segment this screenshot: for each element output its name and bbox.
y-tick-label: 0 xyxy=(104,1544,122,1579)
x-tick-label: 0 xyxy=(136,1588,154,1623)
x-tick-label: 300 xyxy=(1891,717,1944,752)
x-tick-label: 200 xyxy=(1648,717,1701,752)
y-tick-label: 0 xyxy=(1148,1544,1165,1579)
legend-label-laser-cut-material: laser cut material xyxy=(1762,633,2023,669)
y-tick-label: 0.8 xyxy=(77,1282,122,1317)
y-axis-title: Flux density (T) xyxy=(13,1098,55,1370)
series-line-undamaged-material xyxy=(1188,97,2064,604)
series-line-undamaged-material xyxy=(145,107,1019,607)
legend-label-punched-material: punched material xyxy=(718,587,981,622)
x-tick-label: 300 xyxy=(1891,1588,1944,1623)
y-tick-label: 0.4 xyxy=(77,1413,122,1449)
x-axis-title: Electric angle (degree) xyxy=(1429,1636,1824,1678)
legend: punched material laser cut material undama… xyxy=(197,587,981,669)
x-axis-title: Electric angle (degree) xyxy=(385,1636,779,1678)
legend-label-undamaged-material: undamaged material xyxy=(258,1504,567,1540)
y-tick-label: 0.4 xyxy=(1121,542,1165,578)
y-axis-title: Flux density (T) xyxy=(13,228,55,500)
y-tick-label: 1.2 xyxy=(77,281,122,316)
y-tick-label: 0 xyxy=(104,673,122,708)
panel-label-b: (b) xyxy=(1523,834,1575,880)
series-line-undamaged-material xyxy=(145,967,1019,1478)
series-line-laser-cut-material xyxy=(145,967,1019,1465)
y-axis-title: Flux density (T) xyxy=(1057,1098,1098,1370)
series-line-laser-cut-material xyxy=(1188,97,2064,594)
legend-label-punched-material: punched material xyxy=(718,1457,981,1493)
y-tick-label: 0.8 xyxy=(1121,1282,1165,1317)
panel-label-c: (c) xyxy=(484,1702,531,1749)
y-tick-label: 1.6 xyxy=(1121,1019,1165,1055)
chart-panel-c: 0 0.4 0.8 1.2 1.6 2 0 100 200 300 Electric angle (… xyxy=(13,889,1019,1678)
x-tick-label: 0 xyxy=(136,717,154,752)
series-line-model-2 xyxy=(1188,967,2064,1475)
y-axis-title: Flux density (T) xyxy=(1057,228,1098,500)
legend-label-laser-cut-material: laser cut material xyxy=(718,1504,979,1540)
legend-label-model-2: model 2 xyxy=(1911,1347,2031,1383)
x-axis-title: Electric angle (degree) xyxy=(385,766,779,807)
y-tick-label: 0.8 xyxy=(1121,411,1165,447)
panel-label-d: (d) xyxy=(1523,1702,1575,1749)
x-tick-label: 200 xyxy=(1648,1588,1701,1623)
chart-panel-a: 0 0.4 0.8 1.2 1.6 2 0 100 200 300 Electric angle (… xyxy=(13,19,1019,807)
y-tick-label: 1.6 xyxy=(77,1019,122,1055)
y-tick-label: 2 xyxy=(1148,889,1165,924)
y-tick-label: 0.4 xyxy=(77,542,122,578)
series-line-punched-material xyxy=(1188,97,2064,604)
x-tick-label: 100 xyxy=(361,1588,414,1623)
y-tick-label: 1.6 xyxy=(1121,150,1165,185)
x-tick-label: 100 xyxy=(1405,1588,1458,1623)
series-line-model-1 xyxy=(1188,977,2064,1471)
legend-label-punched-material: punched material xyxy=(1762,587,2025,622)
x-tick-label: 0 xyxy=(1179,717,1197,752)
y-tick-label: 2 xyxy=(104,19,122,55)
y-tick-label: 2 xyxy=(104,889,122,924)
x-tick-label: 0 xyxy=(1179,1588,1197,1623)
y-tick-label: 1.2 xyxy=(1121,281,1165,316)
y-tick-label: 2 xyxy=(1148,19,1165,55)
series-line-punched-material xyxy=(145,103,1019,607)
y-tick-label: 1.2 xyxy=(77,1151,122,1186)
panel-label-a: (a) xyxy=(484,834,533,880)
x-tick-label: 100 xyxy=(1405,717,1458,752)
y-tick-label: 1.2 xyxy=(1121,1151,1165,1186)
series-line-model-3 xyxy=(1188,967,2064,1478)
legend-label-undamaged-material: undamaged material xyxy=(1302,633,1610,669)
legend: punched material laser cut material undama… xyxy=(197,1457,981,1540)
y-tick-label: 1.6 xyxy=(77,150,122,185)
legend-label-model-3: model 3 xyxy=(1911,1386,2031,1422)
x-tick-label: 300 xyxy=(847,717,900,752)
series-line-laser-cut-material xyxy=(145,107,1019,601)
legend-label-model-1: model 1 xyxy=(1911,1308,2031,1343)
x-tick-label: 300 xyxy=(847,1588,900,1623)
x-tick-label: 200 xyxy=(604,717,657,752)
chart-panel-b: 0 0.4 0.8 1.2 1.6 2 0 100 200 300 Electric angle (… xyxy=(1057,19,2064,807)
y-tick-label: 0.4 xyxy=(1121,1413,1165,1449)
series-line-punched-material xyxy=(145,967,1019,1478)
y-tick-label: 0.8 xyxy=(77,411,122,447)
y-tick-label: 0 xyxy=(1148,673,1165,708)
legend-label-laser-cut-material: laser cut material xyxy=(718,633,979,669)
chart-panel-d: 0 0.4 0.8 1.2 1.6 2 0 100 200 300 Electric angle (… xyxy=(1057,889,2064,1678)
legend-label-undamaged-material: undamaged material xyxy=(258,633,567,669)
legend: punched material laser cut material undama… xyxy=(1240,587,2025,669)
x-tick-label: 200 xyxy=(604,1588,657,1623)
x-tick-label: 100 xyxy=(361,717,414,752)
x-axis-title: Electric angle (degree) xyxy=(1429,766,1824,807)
+ + + + + + +
* **WHAT TO WORK ON**
Express every line of the listing above as a Markdown table with the columns "Row" and "Line", numbering each row and leaving out any blank lines.

* **TASK SOLUTION**
| Row | Line |
|---|---|
| 1 | segment this screenshot: for each element output its name and bbox. |
| 2 | y-tick-label: 0 xyxy=(104,1544,122,1579) |
| 3 | x-tick-label: 0 xyxy=(136,1588,154,1623) |
| 4 | x-tick-label: 300 xyxy=(1891,717,1944,752) |
| 5 | x-tick-label: 200 xyxy=(1648,717,1701,752) |
| 6 | y-tick-label: 0 xyxy=(1148,1544,1165,1579) |
| 7 | legend-label-laser-cut-material: laser cut material xyxy=(1762,633,2023,669) |
| 8 | y-tick-label: 0.8 xyxy=(77,1282,122,1317) |
| 9 | y-axis-title: Flux density (T) xyxy=(13,1098,55,1370) |
| 10 | series-line-undamaged-material xyxy=(1188,97,2064,604) |
| 11 | series-line-undamaged-material xyxy=(145,107,1019,607) |
| 12 | legend-label-punched-material: punched material xyxy=(718,587,981,622) |
| 13 | x-tick-label: 300 xyxy=(1891,1588,1944,1623) |
| 14 | y-tick-label: 0.4 xyxy=(77,1413,122,1449) |
| 15 | x-axis-title: Electric angle (degree) xyxy=(1429,1636,1824,1678) |
| 16 | legend: punched material laser cut material undama… xyxy=(197,587,981,669) |
| 17 | x-axis-title: Electric angle (degree) xyxy=(385,1636,779,1678) |
| 18 | legend-label-undamaged-material: undamaged material xyxy=(258,1504,567,1540) |
| 19 | y-tick-label: 0.4 xyxy=(1121,542,1165,578) |
| 20 | y-axis-title: Flux density (T) xyxy=(13,228,55,500) |
| 21 | y-tick-label: 1.2 xyxy=(77,281,122,316) |
| 22 | y-tick-label: 0 xyxy=(104,673,122,708) |
| 23 | panel-label-b: (b) xyxy=(1523,834,1575,880) |
| 24 | series-line-undamaged-material xyxy=(145,967,1019,1478) |
| 25 | series-line-laser-cut-material xyxy=(145,967,1019,1465) |
| 26 | y-axis-title: Flux density (T) xyxy=(1057,1098,1098,1370) |
| 27 | series-line-laser-cut-material xyxy=(1188,97,2064,594) |
| 28 | legend-label-punched-material: punched material xyxy=(718,1457,981,1493) |
| 29 | y-tick-label: 0.8 xyxy=(1121,1282,1165,1317) |
| 30 | panel-label-c: (c) xyxy=(484,1702,531,1749) |
| 31 | y-tick-label: 1.6 xyxy=(1121,1019,1165,1055) |
| 32 | chart-panel-c: 0 0.4 0.8 1.2 1.6 2 0 100 200 300 Electric angle (… xyxy=(13,889,1019,1678) |
| 33 | x-tick-label: 0 xyxy=(136,717,154,752) |
| 34 | series-line-model-2 xyxy=(1188,967,2064,1475) |
| 35 | y-axis-title: Flux density (T) xyxy=(1057,228,1098,500) |
| 36 | legend-label-laser-cut-material: laser cut material xyxy=(718,1504,979,1540) |
| 37 | legend-label-model-2: model 2 xyxy=(1911,1347,2031,1383) |
| 38 | x-axis-title: Electric angle (degree) xyxy=(385,766,779,807) |
| 39 | y-tick-label: 0.8 xyxy=(1121,411,1165,447) |
| 40 | panel-label-d: (d) xyxy=(1523,1702,1575,1749) |
| 41 | x-tick-label: 200 xyxy=(1648,1588,1701,1623) |
| 42 | chart-panel-a: 0 0.4 0.8 1.2 1.6 2 0 100 200 300 Electric angle (… xyxy=(13,19,1019,807) |
| 43 | y-tick-label: 1.6 xyxy=(77,1019,122,1055) |
| 44 | y-tick-label: 2 xyxy=(1148,889,1165,924) |
| 45 | y-tick-label: 0.4 xyxy=(77,542,122,578) |
| 46 | series-line-punched-material xyxy=(1188,97,2064,604) |
| 47 | x-tick-label: 100 xyxy=(361,1588,414,1623) |
| 48 | y-tick-label: 1.6 xyxy=(1121,150,1165,185) |
| 49 | x-tick-label: 100 xyxy=(1405,1588,1458,1623) |
| 50 | series-line-model-1 xyxy=(1188,977,2064,1471) |
| 51 | legend-label-punched-material: punched material xyxy=(1762,587,2025,622) |
| 52 | x-tick-label: 0 xyxy=(1179,717,1197,752) |
| 53 | y-tick-label: 2 xyxy=(104,19,122,55) |
| 54 | y-tick-label: 2 xyxy=(104,889,122,924) |
| 55 | x-tick-label: 0 xyxy=(1179,1588,1197,1623) |
| 56 | y-tick-label: 1.2 xyxy=(1121,281,1165,316) |
| 57 | y-tick-label: 2 xyxy=(1148,19,1165,55) |
| 58 | series-line-punched-material xyxy=(145,103,1019,607) |
| 59 | y-tick-label: 1.2 xyxy=(77,1151,122,1186) |
| 60 | panel-label-a: (a) xyxy=(484,834,533,880) |
| 61 | x-tick-label: 100 xyxy=(1405,717,1458,752) |
| 62 | y-tick-label: 1.2 xyxy=(1121,1151,1165,1186) |
| 63 | series-line-model-3 xyxy=(1188,967,2064,1478) |
| 64 | legend-label-undamaged-material: undamaged material xyxy=(1302,633,1610,669) |
| 65 | legend: punched material laser cut material undama… xyxy=(197,1457,981,1540) |
| 66 | y-tick-label: 1.6 xyxy=(77,150,122,185) |
| 67 | legend-label-model-3: model 3 xyxy=(1911,1386,2031,1422) |
| 68 | x-tick-label: 300 xyxy=(847,717,900,752) |
| 69 | series-line-laser-cut-material xyxy=(145,107,1019,601) |
| 70 | legend-label-model-1: model 1 xyxy=(1911,1308,2031,1343) |
| 71 | x-tick-label: 300 xyxy=(847,1588,900,1623) |
| 72 | x-tick-label: 200 xyxy=(604,717,657,752) |
| 73 | chart-panel-b: 0 0.4 0.8 1.2 1.6 2 0 100 200 300 Electric angle (… xyxy=(1057,19,2064,807) |
| 74 | y-tick-label: 0.4 xyxy=(1121,1413,1165,1449) |
| 75 | series-line-punched-material xyxy=(145,967,1019,1478) |
| 76 | y-tick-label: 0.8 xyxy=(77,411,122,447) |
| 77 | y-tick-label: 0 xyxy=(1148,673,1165,708) |
| 78 | legend-label-laser-cut-material: laser cut material xyxy=(718,633,979,669) |
| 79 | chart-panel-d: 0 0.4 0.8 1.2 1.6 2 0 100 200 300 Electric angle (… xyxy=(1057,889,2064,1678) |
| 80 | legend-label-undamaged-material: undamaged material xyxy=(258,633,567,669) |
| 81 | legend: punched material laser cut material undama… xyxy=(1240,587,2025,669) |
| 82 | x-tick-label: 200 xyxy=(604,1588,657,1623) |
| 83 | x-tick-label: 100 xyxy=(361,717,414,752) |
| 84 | x-axis-title: Electric angle (degree) xyxy=(1429,766,1824,807) |